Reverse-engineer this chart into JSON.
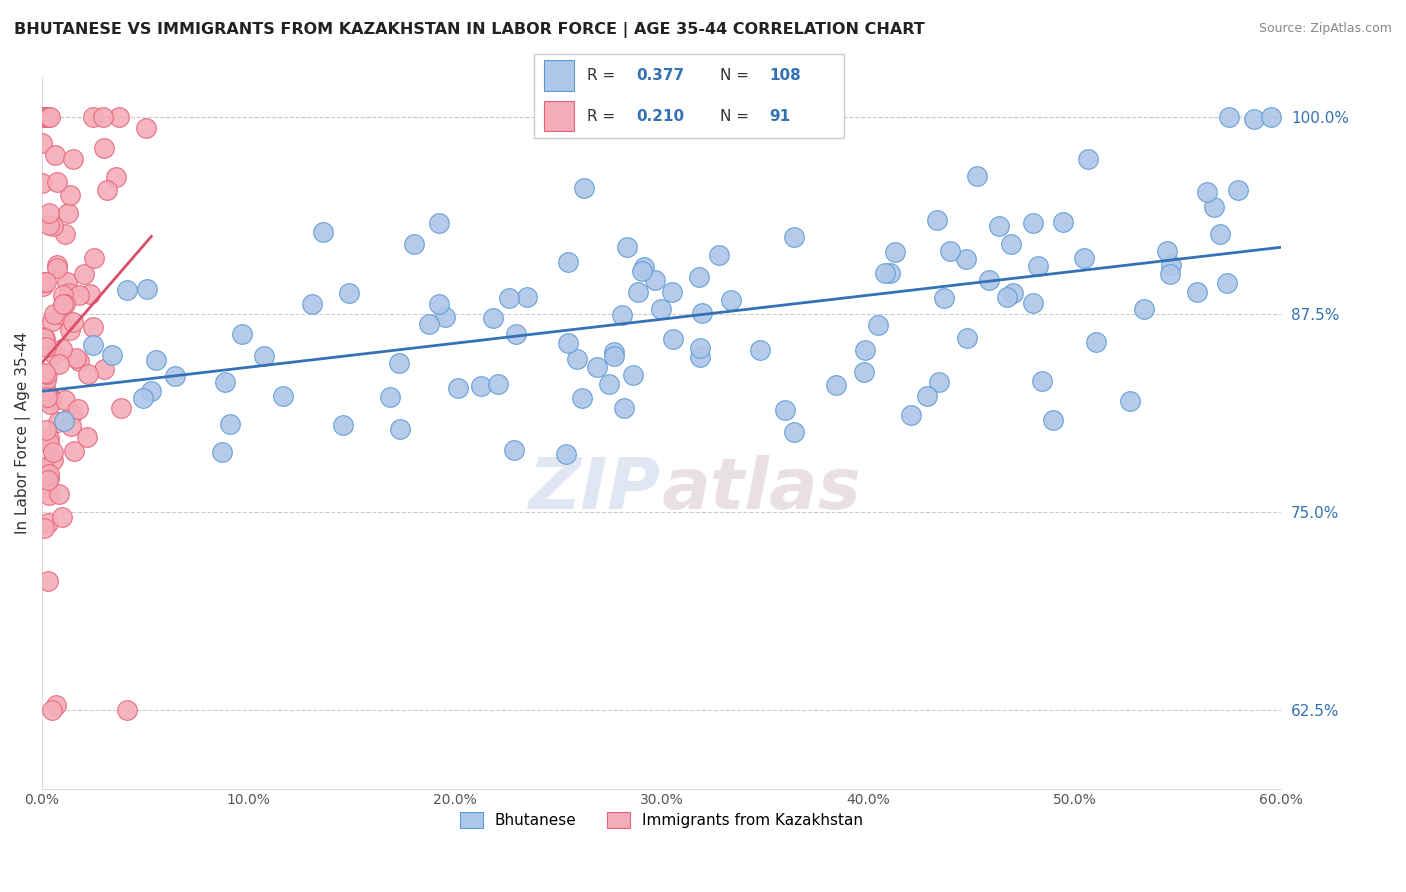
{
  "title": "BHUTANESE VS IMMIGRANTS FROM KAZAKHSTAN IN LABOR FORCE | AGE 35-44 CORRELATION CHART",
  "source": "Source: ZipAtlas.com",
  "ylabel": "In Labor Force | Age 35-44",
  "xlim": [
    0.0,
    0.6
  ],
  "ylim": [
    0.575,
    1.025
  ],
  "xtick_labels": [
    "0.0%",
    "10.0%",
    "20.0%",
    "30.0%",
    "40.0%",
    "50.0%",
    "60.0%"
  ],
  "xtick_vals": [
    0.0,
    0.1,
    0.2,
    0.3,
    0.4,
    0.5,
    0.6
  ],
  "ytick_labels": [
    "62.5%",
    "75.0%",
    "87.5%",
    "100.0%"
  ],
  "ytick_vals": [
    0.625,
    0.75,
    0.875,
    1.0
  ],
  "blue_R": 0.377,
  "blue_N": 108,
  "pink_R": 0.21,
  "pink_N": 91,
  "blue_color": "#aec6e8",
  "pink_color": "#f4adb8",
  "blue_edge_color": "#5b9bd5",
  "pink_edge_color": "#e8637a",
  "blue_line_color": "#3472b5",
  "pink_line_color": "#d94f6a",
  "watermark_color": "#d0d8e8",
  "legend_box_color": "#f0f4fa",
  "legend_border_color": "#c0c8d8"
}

+ + + + + + +

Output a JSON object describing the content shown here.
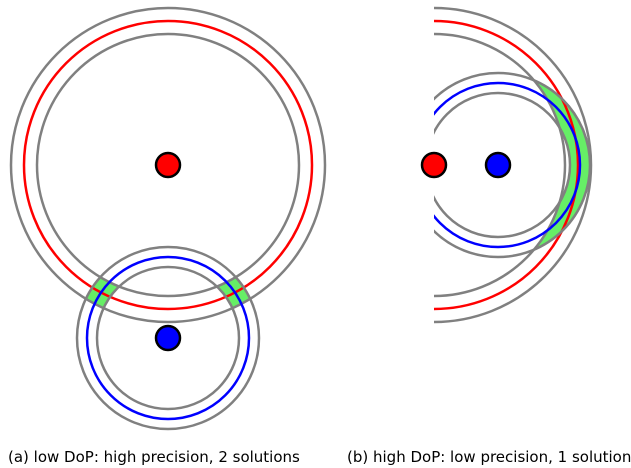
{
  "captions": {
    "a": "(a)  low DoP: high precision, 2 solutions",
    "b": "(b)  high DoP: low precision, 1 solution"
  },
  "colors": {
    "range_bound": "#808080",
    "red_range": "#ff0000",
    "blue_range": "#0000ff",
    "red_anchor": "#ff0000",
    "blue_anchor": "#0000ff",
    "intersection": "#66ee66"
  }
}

+ + + + + + +

● Goal
Each line containing the word "precision" counts once; say how many such lines there are, giving only the number.

● Final answer
2